• [Short exercise]: Spot each line in the records below where the word "this" occurs, then copy it.

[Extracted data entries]
-.-.-
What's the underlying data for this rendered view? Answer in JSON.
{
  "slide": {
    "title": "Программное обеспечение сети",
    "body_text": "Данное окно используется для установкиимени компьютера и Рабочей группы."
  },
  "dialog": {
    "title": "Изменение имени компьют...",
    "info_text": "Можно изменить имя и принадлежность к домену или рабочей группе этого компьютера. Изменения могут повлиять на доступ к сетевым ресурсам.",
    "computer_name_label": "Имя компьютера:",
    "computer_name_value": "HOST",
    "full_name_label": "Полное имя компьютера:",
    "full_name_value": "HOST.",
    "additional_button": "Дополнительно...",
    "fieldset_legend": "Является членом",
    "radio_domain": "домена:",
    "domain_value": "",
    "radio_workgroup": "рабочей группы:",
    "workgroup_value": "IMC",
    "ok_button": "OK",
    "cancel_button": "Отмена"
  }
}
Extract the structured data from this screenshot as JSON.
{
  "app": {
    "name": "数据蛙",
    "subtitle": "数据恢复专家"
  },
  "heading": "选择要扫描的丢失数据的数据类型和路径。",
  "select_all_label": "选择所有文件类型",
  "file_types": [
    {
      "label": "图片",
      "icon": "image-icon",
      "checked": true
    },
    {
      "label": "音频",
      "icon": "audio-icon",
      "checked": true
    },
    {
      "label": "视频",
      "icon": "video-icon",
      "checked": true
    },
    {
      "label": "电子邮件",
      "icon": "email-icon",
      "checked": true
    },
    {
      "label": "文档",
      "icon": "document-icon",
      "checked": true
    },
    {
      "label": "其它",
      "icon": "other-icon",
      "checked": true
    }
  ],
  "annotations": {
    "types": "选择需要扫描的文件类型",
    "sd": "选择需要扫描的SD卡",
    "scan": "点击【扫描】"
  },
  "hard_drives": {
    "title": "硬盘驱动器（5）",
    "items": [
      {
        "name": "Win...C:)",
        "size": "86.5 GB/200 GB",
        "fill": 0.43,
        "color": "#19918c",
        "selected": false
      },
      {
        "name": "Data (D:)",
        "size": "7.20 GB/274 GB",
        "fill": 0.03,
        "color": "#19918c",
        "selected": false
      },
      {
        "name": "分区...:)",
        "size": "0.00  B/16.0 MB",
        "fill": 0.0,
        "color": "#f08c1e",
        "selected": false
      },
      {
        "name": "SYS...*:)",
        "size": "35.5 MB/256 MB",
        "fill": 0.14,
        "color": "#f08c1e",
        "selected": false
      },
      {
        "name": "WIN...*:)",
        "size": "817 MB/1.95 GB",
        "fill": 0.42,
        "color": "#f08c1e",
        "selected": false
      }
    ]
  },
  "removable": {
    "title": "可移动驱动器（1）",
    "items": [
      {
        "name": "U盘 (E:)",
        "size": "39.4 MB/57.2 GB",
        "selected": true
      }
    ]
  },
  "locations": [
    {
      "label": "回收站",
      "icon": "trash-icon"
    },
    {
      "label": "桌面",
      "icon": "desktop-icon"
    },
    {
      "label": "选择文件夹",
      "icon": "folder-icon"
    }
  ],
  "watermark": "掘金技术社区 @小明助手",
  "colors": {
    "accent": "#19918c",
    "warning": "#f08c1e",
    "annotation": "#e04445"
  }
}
-.-.-
• [Written response]:
What's the underlying data for this rendered view? Answer in JSON.
Extract the structured data from this screenshot as JSON.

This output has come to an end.